● Défis
(a) Mettez en anglais cette phrase de la critique de Formule pour un meurtre : « Craig, l’entraîneur de Joanna, la pousse à l’épouser. »
(b) Prolongez la critique de Formule pour un meurtre à partir de sa dernière phrase.

╭─ Passage fourni

FORMULE POUR UN MEURTRE (7 Hyden Park: la casa maledetta) réalisé par Alberto De Martino, disponible en Blu-ray depuis juin 2023 chez Le Chat qui fume.
Acteurs : Christina Nagy, David Warbeck, Carroll Blumenberg, Rossano Brazzi, Andrea Bosic, Loris Loddi, Adriana Giuffrè, Daniela De Carolis…
Scénario : Alberto De Martino & Vincenzo Mannino
Photographie : Gianlorenzo Battaglia
Musique : Francesco De Masi
Durée : 1h28
Date de sortie initiale : 1985
LE FILM
Boston, 1985 – Ayant chuté, enfant, voici vingt-cinq ans, dans un escalier pour échapper à l’agression d’un homme travesti en prêtre, trauma qu’elle a effacé de sa mémoire, Joanna se retrouve clouée dans un fauteuil. Ayant hérité de la fortune de ses parents, ses journées se partagent entre sa villa et le centre sportif pour handicapés qu’elle a contribué à monter. Son amie Ruth gère son quotidien, tandis que Craig fait d’elle une sportive handisport accomplie. Alors qu’approche la date de signature d’une forte dotation à sa paroisse, les prêtres chargés de cette tâche disparaissent. Craig, l’entraîneur de Joanna, la pousse à l’épouser. Elle finit par lui céder, pour le meilleur et pour le pire…
Clap de fin…ou presque pour Alberto De Martino (1929-2015), ici « Martin Herbert », qui avec Formule pour un meurtre – 7, Hyden Park : La Casa Maledetta ou bien encore A Formula for a murder et Formula per un delitto, tournait son avant-dernier film, avant de raccrocher les gants la même année dans un ultime baroud d’honneur avec Miami Golem (La Force invisible). Oublions ce dernier, dont il quittera d’ailleurs la post-production en raison de divergences avec la production, pour se focaliser sur Formule pour un meurtre, qui s’il n’est pas un chef d’oeuvre, n’en reste pas moins honnête dans sa mouture. Certes, ce thriller à tendance giallesque est bien tardif (nous sommes en 1985) et tous les effets sont éculés, mais l’ensemble est suffisamment bien fichu pour que le spectateur ne s’ennuie pas durant 90 minutes. Le cinéphile préférera se souvenir de Formule pour un meurtre plutôt que L’Incroyable homme puma comme film dit testament, dans lequel le réalisateur fait preuve comme souvent d’une solide direction d’acteurs, d’ingéniosité du cadre et du sens du rebondissement multiple. Un au revoir louable de la part d’un des plus grands artisans du cinéma Bis transalpin.

╰─
╭─ Matériel présenté

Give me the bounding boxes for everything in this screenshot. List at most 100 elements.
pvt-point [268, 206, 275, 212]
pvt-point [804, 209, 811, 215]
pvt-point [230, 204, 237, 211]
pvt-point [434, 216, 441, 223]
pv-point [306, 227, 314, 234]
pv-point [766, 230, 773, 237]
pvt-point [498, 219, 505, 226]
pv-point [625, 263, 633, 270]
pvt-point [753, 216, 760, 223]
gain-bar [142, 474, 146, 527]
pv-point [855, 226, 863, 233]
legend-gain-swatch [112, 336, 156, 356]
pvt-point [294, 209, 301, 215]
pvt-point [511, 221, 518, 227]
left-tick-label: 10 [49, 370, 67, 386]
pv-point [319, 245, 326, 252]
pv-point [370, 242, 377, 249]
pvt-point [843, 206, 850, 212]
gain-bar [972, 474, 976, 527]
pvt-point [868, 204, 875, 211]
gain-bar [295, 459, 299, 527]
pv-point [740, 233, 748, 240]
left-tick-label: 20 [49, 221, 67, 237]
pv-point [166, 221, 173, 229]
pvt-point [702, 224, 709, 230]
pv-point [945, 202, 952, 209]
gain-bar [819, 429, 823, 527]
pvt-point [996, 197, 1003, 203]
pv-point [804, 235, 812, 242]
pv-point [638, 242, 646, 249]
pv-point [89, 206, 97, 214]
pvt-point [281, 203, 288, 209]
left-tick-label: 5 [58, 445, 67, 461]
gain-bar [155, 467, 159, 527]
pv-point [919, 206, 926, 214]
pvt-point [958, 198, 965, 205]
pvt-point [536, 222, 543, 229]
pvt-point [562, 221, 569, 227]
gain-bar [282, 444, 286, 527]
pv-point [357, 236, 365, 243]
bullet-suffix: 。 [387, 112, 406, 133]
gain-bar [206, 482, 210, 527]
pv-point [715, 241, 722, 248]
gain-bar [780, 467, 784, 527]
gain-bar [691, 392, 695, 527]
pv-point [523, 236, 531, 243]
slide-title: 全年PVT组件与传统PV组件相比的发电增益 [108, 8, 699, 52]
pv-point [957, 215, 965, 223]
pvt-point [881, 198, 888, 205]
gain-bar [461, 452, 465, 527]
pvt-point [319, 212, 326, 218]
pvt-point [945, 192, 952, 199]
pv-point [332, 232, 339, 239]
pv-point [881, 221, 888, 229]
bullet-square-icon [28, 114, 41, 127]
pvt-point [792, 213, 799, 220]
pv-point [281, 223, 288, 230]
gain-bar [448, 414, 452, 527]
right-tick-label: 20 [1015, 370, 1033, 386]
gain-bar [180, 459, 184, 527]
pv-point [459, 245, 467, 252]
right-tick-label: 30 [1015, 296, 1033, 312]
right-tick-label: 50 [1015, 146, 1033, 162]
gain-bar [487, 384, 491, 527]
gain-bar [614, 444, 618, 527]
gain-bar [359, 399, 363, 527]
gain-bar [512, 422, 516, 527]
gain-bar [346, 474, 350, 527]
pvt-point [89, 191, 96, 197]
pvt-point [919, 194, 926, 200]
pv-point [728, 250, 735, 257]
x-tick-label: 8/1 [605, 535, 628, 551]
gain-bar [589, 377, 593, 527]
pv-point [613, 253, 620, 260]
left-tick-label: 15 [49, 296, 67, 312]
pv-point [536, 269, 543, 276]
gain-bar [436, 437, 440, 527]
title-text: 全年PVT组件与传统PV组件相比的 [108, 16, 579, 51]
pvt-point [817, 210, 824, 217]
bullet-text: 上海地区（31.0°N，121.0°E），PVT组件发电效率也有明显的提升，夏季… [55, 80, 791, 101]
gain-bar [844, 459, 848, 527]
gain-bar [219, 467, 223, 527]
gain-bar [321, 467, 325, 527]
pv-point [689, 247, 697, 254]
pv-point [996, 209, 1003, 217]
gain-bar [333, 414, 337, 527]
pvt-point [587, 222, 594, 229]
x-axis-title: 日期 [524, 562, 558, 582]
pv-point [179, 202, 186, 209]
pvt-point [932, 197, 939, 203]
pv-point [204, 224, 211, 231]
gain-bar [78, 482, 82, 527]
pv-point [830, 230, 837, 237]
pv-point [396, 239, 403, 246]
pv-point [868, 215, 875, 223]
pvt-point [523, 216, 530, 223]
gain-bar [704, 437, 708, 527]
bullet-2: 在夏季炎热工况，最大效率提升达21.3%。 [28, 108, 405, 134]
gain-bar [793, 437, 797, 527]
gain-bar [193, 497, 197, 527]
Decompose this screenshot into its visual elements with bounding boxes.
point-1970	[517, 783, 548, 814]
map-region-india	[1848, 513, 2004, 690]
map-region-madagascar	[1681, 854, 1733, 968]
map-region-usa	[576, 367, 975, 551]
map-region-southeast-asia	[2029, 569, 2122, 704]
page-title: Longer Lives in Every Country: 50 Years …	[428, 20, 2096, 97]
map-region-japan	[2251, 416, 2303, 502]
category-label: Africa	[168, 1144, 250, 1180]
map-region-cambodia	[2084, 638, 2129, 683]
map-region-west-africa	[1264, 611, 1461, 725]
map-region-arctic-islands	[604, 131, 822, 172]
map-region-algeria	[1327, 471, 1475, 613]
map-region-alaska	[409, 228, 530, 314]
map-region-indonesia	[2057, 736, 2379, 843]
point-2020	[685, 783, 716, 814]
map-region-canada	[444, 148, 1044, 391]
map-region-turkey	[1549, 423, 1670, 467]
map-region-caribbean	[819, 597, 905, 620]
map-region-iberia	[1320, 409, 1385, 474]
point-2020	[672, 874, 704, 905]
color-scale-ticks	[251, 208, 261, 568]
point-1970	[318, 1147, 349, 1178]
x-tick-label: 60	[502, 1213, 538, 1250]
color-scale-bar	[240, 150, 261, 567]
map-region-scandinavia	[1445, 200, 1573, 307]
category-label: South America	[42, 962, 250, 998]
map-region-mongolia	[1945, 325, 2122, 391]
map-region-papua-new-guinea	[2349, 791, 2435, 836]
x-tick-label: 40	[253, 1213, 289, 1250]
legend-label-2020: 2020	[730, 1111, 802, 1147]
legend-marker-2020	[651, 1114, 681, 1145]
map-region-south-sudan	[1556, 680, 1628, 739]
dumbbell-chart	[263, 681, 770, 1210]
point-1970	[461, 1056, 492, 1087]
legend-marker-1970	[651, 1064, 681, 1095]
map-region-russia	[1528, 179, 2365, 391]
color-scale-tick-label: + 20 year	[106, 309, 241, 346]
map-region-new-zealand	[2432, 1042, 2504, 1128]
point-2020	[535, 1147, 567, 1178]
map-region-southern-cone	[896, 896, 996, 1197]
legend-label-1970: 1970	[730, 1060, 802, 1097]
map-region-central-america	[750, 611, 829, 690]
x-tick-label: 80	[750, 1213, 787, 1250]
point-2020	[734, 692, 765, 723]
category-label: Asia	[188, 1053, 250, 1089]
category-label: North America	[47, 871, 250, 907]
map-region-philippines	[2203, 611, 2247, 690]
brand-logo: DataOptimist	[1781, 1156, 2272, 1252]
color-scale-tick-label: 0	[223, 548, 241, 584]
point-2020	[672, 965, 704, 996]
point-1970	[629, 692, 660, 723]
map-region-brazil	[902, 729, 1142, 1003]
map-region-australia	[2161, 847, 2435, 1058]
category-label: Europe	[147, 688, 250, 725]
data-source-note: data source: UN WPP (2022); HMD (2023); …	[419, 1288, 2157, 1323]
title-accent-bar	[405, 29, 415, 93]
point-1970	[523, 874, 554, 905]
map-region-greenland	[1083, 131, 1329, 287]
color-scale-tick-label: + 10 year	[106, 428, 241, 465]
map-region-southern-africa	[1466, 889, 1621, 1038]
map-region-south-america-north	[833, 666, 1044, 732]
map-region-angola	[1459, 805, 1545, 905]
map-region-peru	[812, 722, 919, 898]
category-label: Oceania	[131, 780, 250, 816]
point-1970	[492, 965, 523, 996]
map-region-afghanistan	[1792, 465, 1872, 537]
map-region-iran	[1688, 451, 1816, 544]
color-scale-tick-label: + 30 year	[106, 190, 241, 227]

╰─

● Réponses dans l'ordre
(a) Craig, Joanna's coach, pushes her to marry him.

(b)
Joanna est une femme paraplégique, clouée dans un fauteuil roulant depuis sa jeunesse, lorsqu’elle est tombée dans les escaliers pour échapper à un faux prêtre qui l’a violée. Malgré tout, Joanna est pleine de vie : elle s’entraîne dans un centre sportif pour paraplégiques et a l’intention de participer à une compétition importante. De plus, son entraîneur Graig la demande en mariage et, malgré la méfiance de sa meilleure amie et assistante Ruth, elle accepte la proposition. Mais son médecin est inquiet car il craint que, dans une relation intime, Joanna ne revive l’expérience traumatisante du passé et que cela ne la conduise à la mort. En effet, après le mariage, elle commence à avoir des hallucinations et à rêver du faux prêtre et d’une poupée qui répète une comptine inquiétante. De plus, toutes ses tentatives pour faire don d’une importante somme d’argent à la paroisse s’avèrent vaines, car les prêtres auxquels elle s’adresse disparaissent mystérieusement. En réalité, ils ont été assassinés et même les hallucinations ne sont qu’un coup monté.
La « formule » du titre est justement tellement connue et attendue, que l’on devine immédiatement qui est derrière tous ces événements. D’ailleurs, Albert De Martino et son coscénariste Vincenzo Mannino (L’Éventreur de New York, La Maison au fond du parc, L’Antéchrist) ne sont pas dupes et savent que les spectateurs vont très vite comprendre ce qui est en train de se manigancer. Résultat, ils dévoilent l’assassin (ou les meurtriers) au bout de 35 minutes, avant de dérouler leur récit, qui demeure néanmoins sans surprise. Le casting est sympathique avec le trio formé par Christina Nagy (dans sa seule apparition au cinéma), impeccable dans le rôle de Joanna, David Warbeck (L’Au-delà, The Black Cat, Les Héros de l’apocalypse) et la sensuelle Carroll Blumenberg, également dans son unique long-métrage. Les plus physionomistes reconnaîtront Rossano Brazzi, vu chez Abel Ferrara (New York, 2 heures du matin), Peter Collinson (L’Or se barre), Vittorio De Sica (Sept fois femme), Douglas Sirk (Les Amants de Salzbourg), Joseph L. Mankiewicz (La Comtesse aux pieds nus), éternel second voire troisième rôle, mais toujours apprécié.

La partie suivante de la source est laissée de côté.